■ JOB ■
Scan the listing that follows and report how many lines contain "meta". Write the number alone.

■ ENTRIES SUPPLIED ■
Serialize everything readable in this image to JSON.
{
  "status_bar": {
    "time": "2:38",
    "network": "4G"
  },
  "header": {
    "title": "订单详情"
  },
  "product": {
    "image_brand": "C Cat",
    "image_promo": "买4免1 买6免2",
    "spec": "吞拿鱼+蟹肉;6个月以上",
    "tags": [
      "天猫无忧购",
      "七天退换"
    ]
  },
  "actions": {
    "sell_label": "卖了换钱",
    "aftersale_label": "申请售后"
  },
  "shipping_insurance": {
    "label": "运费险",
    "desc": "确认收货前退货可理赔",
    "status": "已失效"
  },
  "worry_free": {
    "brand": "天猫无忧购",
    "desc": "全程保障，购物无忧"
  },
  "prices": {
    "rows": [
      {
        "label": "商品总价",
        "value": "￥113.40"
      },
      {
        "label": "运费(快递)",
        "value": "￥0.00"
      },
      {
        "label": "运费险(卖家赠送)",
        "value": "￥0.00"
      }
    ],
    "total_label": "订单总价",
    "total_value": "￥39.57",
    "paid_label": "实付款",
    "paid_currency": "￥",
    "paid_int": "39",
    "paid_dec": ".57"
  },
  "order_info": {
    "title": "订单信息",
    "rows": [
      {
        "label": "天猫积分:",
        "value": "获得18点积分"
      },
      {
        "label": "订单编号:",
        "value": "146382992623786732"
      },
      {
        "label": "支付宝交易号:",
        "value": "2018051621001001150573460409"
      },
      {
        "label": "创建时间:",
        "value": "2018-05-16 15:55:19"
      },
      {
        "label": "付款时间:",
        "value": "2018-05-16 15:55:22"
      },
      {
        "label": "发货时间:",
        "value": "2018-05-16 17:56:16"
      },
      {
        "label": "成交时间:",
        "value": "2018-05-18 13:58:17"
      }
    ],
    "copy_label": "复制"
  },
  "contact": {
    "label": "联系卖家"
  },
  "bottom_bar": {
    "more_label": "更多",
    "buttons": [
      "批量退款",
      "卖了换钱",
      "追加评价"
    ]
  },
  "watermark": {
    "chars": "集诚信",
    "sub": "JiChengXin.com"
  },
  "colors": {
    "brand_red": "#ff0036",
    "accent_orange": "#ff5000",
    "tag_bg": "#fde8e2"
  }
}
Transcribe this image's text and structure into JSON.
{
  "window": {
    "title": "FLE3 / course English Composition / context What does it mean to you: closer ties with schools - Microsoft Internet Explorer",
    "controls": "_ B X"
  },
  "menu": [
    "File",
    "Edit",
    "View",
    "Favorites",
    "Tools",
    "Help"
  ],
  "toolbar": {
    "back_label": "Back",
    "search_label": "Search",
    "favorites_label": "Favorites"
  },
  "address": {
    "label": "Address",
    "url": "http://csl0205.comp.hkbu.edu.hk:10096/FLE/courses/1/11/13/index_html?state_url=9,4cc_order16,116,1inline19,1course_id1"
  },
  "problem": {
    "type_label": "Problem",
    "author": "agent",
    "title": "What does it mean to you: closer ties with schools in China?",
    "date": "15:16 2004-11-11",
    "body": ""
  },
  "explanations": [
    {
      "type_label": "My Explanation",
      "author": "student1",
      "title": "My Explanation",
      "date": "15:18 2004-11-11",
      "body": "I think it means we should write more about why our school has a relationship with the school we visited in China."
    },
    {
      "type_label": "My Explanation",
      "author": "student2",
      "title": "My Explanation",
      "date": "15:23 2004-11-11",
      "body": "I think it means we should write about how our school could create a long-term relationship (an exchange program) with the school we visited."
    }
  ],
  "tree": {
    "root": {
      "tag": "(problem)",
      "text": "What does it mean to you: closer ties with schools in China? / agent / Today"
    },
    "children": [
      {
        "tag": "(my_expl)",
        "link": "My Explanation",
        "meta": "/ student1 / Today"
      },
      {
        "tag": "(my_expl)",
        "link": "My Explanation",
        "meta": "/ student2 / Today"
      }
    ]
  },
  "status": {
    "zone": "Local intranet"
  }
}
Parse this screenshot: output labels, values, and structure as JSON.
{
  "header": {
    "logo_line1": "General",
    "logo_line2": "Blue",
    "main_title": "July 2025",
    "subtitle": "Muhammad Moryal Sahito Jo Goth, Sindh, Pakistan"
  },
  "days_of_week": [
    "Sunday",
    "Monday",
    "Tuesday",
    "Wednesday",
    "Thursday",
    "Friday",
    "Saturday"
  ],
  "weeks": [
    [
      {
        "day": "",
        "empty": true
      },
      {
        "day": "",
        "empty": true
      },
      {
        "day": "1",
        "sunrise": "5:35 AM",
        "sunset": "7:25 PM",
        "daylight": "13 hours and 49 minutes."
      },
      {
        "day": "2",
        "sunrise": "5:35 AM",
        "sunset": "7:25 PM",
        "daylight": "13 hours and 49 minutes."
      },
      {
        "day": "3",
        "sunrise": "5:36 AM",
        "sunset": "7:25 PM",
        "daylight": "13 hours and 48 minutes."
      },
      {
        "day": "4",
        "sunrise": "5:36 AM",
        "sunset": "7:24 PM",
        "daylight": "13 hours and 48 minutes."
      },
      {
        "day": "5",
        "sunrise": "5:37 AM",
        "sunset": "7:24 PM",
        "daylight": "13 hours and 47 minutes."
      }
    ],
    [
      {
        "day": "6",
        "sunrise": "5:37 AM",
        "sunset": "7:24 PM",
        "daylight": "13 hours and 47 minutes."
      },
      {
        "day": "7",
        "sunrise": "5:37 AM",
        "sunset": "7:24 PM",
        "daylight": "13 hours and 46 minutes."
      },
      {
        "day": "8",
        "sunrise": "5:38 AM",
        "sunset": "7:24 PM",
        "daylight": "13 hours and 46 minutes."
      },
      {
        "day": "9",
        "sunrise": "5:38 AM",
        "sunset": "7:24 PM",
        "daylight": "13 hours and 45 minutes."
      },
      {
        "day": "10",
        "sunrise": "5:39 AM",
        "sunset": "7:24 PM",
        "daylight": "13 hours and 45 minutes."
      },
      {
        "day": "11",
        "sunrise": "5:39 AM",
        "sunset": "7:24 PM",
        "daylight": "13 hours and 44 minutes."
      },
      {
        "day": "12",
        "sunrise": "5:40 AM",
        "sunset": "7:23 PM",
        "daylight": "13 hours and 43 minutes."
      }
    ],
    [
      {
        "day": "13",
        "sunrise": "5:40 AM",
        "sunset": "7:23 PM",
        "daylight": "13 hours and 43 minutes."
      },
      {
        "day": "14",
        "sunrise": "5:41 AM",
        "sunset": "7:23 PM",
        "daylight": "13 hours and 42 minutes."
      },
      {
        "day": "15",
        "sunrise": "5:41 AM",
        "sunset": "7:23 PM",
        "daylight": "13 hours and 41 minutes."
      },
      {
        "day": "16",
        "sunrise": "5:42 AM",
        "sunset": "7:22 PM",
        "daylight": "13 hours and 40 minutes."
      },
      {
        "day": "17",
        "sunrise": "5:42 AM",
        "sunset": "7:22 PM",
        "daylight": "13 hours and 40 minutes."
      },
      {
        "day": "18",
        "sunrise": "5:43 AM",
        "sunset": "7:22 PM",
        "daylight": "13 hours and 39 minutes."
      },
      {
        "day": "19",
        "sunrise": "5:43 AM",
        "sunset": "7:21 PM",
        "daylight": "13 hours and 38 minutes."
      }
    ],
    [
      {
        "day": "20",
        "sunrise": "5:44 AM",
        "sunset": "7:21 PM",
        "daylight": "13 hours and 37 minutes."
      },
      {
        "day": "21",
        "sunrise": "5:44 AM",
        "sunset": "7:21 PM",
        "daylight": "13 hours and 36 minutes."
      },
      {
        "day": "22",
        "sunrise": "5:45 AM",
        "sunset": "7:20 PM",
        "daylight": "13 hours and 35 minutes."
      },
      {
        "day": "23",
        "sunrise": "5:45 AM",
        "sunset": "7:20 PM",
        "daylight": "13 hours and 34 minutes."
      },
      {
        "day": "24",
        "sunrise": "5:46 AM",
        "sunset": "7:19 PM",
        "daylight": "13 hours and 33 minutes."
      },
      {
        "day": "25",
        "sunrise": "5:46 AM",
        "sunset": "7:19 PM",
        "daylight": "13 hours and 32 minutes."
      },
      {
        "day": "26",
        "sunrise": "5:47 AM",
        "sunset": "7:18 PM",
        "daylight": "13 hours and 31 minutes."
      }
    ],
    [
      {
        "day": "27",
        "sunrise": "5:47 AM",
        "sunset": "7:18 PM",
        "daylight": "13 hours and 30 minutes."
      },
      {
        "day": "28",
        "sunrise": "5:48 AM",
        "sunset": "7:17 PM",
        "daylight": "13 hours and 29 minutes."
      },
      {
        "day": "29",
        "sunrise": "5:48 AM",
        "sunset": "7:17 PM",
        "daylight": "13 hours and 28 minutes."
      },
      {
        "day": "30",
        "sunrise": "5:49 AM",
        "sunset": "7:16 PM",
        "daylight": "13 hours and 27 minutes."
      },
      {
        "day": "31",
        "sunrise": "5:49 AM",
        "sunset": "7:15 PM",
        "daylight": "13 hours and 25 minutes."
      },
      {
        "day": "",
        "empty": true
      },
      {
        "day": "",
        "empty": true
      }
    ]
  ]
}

■ OUTPUT BELOW ■
2